● **PROMPT**: Show every line that has the string "name" in it.
* Start STORED RECORDS *
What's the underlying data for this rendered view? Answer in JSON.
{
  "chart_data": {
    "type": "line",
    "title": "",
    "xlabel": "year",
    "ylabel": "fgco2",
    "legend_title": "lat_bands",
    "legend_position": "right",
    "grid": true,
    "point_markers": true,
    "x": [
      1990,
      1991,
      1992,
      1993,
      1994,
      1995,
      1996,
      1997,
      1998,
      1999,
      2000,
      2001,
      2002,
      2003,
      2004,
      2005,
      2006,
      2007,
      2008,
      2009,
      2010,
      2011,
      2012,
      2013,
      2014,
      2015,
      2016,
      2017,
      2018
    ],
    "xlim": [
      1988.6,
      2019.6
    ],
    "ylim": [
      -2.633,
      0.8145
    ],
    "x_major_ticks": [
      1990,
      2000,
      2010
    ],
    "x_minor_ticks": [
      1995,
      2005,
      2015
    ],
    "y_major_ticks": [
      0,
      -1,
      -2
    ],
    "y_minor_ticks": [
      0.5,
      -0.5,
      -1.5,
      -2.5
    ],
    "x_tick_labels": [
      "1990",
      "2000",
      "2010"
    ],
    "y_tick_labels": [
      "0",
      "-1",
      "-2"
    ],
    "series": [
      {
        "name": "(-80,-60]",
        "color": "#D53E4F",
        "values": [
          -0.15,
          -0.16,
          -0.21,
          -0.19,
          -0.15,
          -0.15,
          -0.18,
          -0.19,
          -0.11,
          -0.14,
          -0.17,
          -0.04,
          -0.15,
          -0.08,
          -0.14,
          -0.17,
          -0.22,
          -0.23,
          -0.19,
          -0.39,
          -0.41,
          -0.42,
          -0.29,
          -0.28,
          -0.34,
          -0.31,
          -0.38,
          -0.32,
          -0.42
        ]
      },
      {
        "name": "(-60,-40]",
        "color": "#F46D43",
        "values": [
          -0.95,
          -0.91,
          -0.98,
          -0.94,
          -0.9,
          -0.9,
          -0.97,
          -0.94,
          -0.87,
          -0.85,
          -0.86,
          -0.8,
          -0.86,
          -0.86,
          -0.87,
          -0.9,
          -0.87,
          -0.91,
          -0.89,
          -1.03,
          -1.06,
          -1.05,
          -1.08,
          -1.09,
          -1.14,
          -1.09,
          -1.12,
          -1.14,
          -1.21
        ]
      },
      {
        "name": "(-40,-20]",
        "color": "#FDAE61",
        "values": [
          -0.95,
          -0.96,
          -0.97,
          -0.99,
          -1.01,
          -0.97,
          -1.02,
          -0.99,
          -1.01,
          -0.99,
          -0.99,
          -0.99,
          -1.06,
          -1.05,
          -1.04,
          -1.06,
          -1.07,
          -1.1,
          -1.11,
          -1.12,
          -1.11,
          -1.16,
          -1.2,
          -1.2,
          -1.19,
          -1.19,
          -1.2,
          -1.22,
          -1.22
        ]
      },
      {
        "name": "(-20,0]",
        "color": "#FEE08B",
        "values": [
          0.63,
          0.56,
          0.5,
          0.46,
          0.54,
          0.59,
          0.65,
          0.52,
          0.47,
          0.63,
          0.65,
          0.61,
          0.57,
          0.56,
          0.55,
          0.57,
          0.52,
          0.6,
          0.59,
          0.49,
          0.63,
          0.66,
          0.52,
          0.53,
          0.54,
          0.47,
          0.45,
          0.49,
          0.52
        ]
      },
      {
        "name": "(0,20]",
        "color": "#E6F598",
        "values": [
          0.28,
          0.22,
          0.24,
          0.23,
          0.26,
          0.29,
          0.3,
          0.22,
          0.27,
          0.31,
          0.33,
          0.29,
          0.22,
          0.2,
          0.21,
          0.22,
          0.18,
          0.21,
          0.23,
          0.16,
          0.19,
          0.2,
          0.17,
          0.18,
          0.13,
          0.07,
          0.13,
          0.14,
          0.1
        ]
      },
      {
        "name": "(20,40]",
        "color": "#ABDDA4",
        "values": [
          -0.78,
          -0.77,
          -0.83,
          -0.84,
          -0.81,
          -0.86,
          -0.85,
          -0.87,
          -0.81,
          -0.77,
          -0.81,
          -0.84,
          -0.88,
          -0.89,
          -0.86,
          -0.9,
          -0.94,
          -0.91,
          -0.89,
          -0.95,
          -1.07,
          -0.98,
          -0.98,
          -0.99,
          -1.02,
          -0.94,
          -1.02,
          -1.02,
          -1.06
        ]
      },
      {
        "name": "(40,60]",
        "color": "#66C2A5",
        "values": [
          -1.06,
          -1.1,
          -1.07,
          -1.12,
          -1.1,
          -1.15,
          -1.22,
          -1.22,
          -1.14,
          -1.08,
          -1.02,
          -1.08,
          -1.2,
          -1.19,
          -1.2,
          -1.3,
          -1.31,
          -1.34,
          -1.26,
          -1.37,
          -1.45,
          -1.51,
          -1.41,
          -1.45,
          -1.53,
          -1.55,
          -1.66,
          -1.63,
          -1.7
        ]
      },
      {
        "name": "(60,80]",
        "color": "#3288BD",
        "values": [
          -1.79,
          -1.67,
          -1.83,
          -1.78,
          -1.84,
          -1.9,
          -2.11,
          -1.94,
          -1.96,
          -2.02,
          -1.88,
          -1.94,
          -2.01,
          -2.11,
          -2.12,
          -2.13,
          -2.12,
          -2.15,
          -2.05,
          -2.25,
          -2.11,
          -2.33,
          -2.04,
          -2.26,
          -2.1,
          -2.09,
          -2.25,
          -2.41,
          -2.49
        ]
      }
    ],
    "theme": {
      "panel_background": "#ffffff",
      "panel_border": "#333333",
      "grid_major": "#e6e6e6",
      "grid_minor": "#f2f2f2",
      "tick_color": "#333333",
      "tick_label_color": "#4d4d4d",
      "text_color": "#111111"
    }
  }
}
* End STORED RECORDS *
● **RESULT FOR THIS EXERCISE**:
        "name": "(-80,-60]",
        "name": "(-60,-40]",
        "name": "(-40,-20]",
        "name": "(-20,0]",
        "name": "(0,20]",
        "name": "(20,40]",
        "name": "(40,60]",
        "name": "(60,80]",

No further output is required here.